TASK INSTRUCTIONS: From the entries that follow, gather each line holding the word "bostadsrätter".

DATASET ENTRIES:

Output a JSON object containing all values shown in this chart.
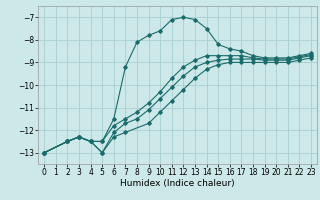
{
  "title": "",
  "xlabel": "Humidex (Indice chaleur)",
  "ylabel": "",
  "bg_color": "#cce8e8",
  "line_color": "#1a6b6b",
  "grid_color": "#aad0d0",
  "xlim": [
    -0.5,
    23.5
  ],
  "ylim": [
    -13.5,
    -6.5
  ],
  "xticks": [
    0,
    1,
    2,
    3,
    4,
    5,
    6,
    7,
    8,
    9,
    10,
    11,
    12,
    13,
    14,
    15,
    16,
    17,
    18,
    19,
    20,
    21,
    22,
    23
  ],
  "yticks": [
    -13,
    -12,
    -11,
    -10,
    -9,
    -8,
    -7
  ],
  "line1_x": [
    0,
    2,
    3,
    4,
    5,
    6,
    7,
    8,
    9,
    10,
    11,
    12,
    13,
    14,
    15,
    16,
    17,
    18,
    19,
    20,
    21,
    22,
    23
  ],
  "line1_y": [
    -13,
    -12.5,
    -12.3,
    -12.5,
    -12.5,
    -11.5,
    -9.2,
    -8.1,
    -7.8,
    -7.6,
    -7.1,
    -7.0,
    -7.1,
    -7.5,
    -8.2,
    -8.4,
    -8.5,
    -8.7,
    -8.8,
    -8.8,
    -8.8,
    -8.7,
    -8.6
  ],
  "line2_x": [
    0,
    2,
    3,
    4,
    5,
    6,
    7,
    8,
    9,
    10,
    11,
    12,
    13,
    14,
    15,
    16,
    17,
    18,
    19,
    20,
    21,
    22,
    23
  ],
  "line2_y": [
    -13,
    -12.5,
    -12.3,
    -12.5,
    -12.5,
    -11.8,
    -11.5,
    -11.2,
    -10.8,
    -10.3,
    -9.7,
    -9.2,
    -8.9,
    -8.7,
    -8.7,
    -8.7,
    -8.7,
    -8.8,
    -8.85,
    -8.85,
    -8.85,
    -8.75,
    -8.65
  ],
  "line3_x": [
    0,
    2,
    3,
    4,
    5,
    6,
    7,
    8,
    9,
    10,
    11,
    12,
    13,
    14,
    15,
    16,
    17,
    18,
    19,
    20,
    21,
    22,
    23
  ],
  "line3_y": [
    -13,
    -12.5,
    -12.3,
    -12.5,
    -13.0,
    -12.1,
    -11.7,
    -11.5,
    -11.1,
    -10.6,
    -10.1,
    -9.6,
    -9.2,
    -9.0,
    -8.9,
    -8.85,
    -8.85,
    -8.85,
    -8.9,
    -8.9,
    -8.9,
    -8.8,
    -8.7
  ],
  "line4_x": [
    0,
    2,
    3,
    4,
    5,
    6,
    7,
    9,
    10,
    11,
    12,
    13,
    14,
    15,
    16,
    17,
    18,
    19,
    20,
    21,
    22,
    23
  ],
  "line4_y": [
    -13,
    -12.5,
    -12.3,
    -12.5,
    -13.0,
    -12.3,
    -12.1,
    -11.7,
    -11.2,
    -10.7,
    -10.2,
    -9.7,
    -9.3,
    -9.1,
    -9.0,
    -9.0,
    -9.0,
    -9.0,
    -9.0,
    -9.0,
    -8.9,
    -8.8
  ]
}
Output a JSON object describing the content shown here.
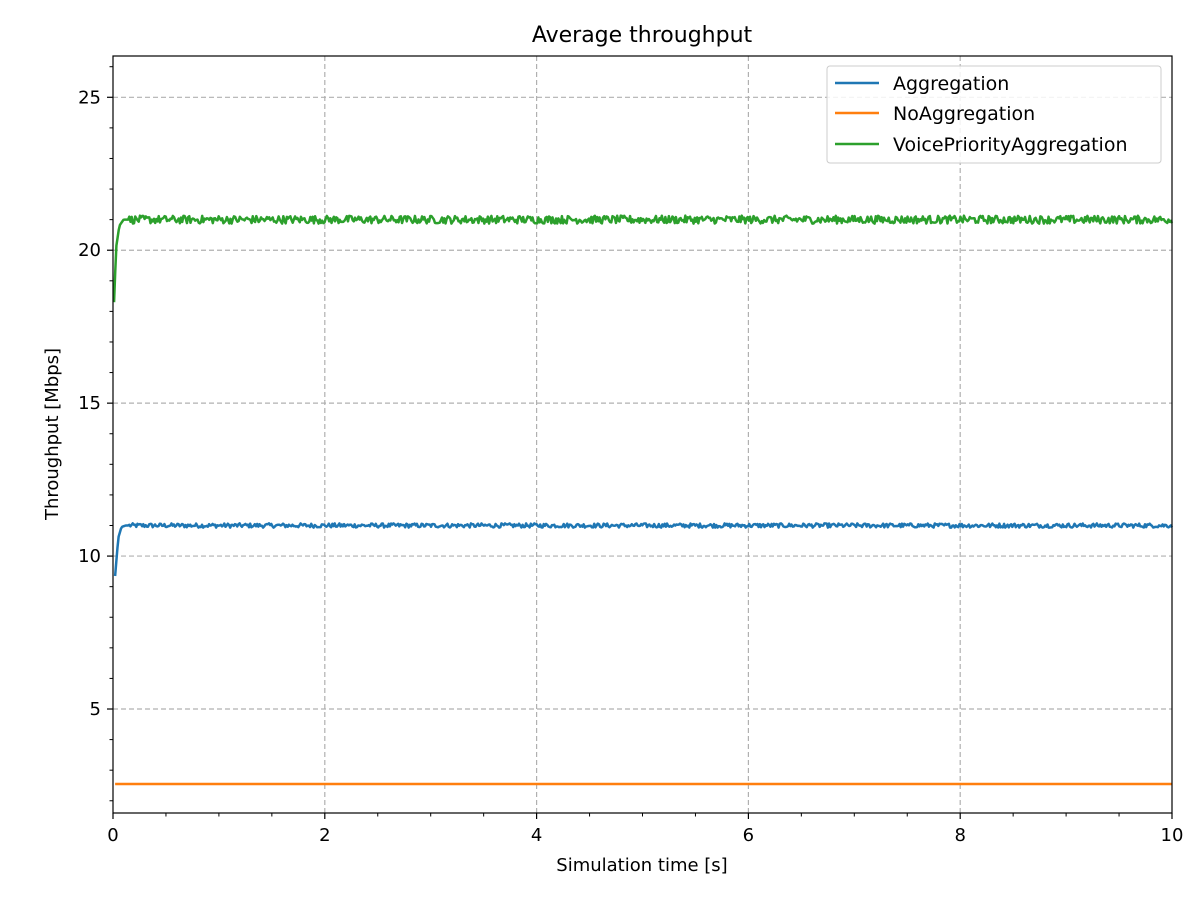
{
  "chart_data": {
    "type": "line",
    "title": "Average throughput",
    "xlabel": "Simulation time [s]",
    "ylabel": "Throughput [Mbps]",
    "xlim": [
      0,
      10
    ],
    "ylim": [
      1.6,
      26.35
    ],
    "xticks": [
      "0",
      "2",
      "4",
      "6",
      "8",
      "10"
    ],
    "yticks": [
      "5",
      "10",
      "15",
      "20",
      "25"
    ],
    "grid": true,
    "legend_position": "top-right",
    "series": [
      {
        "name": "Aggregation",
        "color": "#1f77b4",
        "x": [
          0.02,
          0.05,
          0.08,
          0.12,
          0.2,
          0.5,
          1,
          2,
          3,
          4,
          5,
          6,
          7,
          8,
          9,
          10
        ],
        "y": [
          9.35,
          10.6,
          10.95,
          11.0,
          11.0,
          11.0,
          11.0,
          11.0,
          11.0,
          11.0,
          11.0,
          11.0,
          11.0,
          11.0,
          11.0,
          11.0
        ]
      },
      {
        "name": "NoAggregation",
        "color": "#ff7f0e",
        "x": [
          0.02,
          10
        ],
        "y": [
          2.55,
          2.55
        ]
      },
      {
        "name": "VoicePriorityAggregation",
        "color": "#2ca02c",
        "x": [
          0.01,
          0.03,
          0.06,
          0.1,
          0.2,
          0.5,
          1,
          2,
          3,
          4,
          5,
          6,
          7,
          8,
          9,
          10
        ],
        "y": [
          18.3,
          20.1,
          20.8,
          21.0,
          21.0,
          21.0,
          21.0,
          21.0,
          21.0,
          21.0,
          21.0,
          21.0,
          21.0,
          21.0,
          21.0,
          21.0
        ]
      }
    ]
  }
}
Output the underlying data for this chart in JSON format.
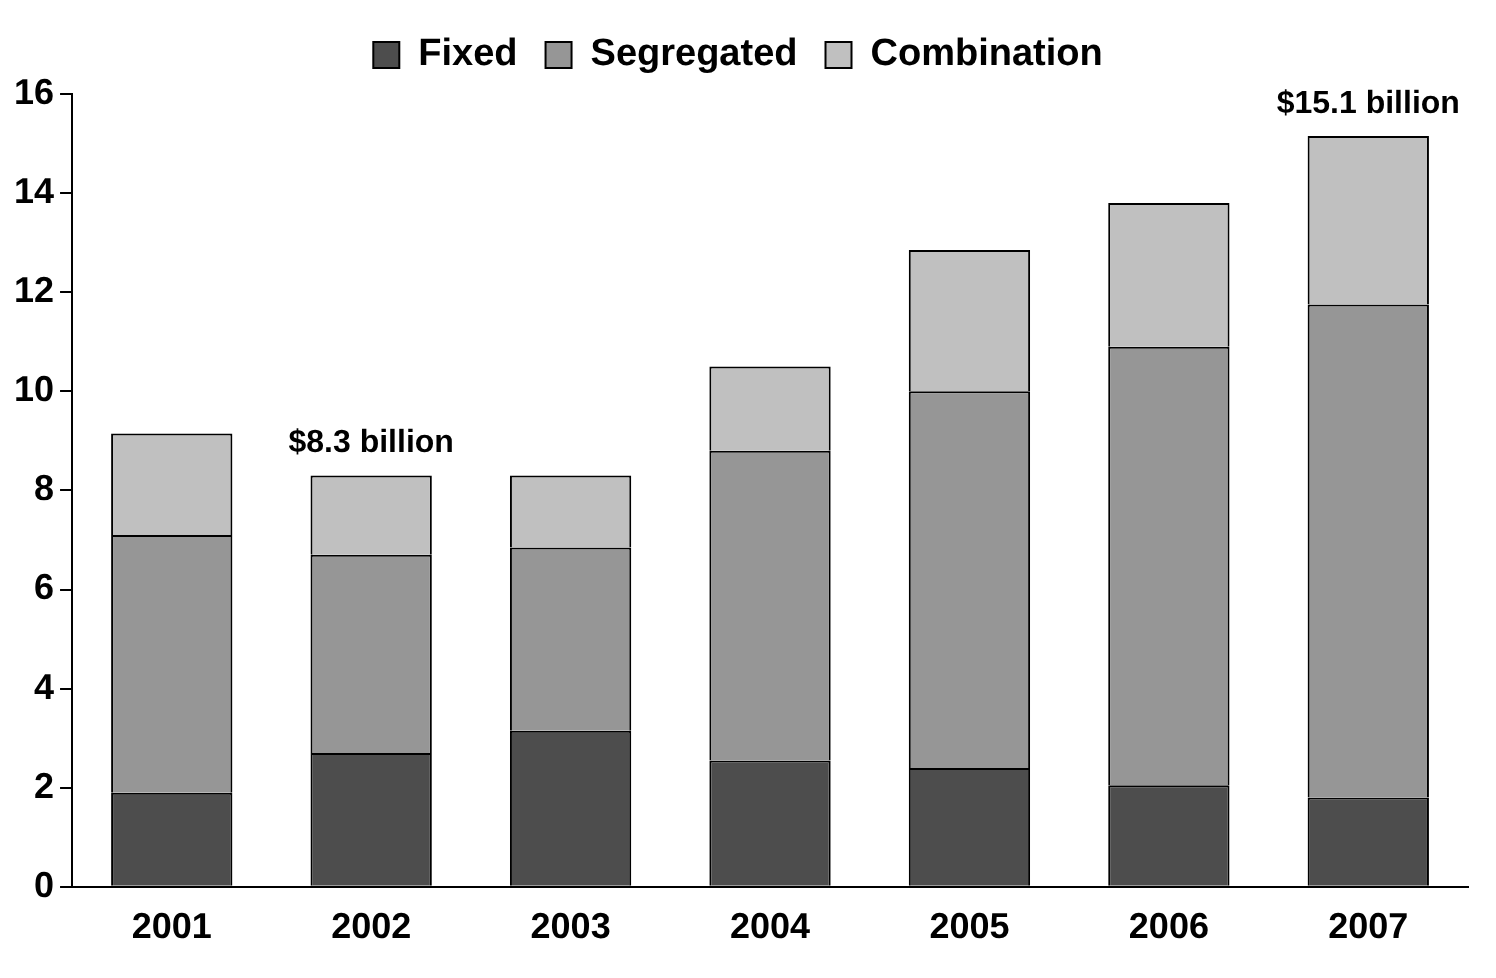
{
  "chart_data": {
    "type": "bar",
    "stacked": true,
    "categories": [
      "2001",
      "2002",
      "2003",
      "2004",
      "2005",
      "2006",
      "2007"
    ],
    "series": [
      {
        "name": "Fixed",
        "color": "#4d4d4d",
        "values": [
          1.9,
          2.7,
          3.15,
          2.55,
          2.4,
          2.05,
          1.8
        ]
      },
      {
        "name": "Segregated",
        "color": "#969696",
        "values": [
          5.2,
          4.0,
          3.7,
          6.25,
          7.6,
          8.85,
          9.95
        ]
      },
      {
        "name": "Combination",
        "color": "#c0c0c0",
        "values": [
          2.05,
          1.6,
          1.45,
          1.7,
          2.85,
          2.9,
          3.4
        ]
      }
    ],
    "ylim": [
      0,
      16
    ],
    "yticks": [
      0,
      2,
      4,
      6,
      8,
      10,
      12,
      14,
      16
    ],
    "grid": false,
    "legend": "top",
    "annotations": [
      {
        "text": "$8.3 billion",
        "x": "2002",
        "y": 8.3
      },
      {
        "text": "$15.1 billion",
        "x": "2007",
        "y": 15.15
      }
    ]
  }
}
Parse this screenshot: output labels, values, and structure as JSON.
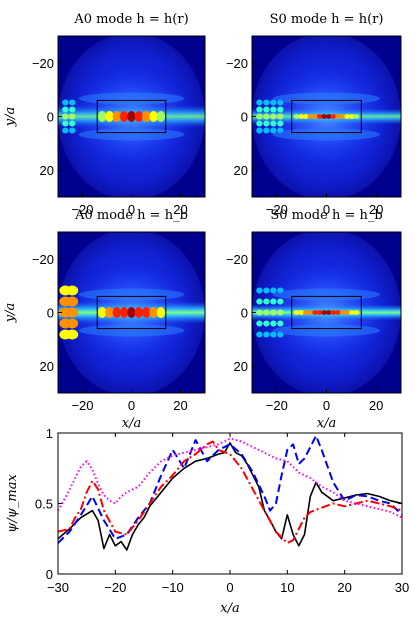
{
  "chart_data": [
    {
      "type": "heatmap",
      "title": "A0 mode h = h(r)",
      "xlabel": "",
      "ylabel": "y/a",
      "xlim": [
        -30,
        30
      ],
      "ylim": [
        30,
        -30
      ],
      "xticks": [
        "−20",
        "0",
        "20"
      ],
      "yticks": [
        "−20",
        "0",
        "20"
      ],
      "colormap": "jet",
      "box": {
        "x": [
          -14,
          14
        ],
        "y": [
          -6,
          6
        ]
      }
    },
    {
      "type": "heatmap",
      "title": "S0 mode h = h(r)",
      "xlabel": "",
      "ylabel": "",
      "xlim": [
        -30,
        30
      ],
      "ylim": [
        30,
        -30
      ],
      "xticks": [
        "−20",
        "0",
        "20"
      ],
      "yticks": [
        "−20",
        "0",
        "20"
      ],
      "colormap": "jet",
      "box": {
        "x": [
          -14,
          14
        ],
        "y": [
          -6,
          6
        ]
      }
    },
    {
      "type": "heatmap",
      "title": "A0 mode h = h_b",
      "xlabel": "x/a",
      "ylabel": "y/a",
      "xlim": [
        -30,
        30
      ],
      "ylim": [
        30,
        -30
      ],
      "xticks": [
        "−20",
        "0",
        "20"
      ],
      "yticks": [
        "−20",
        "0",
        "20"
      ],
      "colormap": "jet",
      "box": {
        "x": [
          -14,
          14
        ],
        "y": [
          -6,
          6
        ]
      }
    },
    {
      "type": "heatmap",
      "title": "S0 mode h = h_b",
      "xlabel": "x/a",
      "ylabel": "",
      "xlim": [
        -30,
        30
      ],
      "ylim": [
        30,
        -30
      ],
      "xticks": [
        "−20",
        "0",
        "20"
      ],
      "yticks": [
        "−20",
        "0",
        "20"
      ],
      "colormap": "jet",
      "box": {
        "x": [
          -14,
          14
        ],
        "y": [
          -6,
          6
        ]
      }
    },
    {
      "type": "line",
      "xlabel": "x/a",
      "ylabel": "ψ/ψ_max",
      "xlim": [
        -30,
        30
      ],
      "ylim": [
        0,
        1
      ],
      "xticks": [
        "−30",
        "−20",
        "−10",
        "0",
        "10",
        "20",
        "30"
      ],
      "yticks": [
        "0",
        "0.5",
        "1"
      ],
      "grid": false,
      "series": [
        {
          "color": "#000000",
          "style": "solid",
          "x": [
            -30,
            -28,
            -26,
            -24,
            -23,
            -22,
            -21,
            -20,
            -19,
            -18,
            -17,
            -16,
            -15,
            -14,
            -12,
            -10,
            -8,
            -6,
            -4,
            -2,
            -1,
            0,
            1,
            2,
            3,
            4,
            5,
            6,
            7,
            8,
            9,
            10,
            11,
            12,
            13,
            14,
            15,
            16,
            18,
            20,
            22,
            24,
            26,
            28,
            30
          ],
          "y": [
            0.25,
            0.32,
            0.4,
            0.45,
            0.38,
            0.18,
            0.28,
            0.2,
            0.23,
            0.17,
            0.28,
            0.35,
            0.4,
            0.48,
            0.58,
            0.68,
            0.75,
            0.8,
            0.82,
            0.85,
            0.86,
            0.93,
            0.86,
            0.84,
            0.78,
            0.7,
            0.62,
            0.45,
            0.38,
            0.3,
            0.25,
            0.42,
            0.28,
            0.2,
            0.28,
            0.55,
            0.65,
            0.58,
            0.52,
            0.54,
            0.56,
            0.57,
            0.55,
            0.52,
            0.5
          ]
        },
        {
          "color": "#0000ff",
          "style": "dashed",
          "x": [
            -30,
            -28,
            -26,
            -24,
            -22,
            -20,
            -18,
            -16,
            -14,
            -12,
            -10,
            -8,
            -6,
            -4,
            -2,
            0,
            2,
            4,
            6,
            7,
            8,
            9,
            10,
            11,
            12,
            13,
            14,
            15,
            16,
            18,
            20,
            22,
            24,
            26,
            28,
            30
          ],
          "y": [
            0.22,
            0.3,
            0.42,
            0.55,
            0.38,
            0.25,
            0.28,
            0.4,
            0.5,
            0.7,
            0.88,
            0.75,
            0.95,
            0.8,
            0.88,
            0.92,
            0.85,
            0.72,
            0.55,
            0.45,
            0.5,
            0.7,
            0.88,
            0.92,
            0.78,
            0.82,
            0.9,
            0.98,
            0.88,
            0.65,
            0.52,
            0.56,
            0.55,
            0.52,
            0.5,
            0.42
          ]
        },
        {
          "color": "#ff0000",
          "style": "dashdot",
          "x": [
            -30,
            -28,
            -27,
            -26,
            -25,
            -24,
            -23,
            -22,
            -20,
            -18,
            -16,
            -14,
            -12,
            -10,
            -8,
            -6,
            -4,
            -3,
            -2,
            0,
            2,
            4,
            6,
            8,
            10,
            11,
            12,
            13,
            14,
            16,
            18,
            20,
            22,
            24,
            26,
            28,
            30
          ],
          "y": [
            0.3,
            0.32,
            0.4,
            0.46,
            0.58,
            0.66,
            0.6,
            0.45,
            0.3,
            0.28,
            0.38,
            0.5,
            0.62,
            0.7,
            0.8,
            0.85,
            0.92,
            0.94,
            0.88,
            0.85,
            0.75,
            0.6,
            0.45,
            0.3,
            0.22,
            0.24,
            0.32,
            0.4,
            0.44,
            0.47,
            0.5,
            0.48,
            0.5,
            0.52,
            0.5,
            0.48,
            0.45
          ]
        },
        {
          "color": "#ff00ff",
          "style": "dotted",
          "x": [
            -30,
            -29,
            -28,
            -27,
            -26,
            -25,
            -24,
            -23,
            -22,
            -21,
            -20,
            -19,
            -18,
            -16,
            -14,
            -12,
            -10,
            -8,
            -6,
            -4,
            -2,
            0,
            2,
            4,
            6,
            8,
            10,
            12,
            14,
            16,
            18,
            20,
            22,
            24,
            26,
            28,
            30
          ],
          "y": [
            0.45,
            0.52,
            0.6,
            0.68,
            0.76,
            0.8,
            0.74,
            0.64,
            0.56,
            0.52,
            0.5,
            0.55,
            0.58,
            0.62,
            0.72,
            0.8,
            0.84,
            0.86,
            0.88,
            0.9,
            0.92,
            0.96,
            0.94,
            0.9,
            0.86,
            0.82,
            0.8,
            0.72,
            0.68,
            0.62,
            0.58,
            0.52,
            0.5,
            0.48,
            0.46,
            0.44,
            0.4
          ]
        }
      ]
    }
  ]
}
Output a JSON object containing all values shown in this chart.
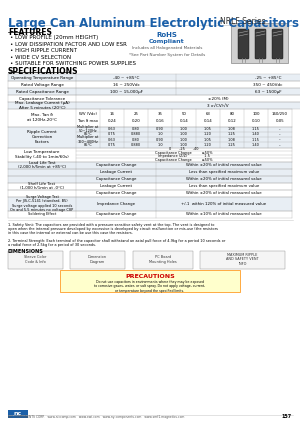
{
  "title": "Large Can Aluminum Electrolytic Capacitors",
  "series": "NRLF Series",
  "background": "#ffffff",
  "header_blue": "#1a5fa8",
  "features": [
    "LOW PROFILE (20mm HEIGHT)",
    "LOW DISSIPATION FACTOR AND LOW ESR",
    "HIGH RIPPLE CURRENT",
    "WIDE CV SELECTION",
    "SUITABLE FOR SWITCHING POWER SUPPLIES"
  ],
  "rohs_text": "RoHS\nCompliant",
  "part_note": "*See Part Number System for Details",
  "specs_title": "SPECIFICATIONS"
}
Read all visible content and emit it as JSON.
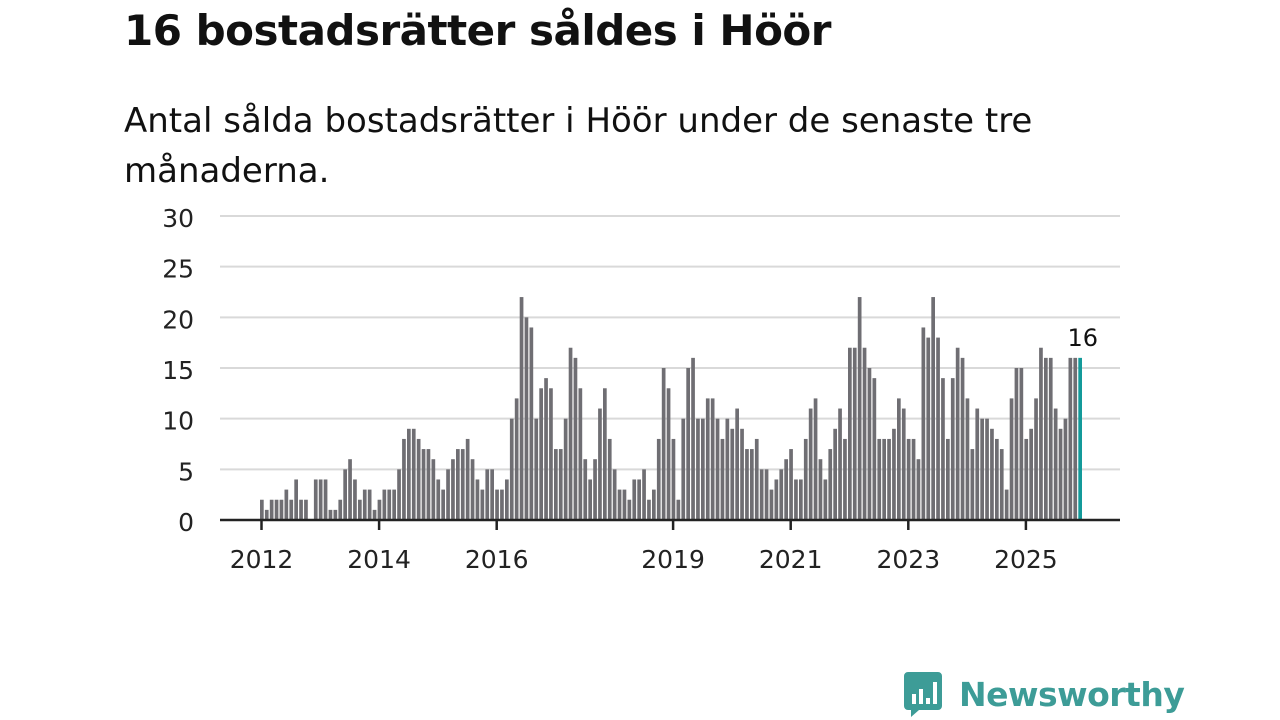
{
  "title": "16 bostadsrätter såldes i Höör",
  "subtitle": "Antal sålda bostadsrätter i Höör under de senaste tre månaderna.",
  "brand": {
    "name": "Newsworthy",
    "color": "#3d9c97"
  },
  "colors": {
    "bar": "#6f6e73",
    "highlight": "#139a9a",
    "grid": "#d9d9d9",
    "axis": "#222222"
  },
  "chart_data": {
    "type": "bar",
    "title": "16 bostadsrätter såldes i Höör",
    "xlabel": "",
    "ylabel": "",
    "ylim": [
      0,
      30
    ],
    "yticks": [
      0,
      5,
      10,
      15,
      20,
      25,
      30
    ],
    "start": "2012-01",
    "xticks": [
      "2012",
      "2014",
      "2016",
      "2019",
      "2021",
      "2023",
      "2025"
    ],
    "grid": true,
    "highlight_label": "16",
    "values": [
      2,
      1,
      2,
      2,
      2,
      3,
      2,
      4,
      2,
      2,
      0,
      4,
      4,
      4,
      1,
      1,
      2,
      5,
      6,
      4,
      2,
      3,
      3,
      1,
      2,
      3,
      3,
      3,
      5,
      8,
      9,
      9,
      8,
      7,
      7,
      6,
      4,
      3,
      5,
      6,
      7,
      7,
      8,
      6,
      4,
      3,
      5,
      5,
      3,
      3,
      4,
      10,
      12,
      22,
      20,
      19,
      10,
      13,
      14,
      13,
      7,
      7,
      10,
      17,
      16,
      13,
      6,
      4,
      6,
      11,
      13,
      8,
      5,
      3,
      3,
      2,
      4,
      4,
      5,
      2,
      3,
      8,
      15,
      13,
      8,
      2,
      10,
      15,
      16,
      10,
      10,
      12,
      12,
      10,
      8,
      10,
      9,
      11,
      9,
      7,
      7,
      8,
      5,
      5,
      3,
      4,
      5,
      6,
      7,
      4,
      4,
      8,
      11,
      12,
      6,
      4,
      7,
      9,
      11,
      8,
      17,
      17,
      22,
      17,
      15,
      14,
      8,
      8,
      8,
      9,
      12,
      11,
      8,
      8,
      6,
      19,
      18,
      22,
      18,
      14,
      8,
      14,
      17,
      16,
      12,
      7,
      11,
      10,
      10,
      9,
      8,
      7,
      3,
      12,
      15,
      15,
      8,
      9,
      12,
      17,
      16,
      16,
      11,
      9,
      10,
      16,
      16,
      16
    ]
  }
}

TASK ANSWER:
  "title": "16 bostadsrätter såldes i Höör",
  "subtitle": "Antal sålda bostadsrätter i Höör under de senaste tre månaderna.",
    "title": "16 bostadsrätter såldes i Höör",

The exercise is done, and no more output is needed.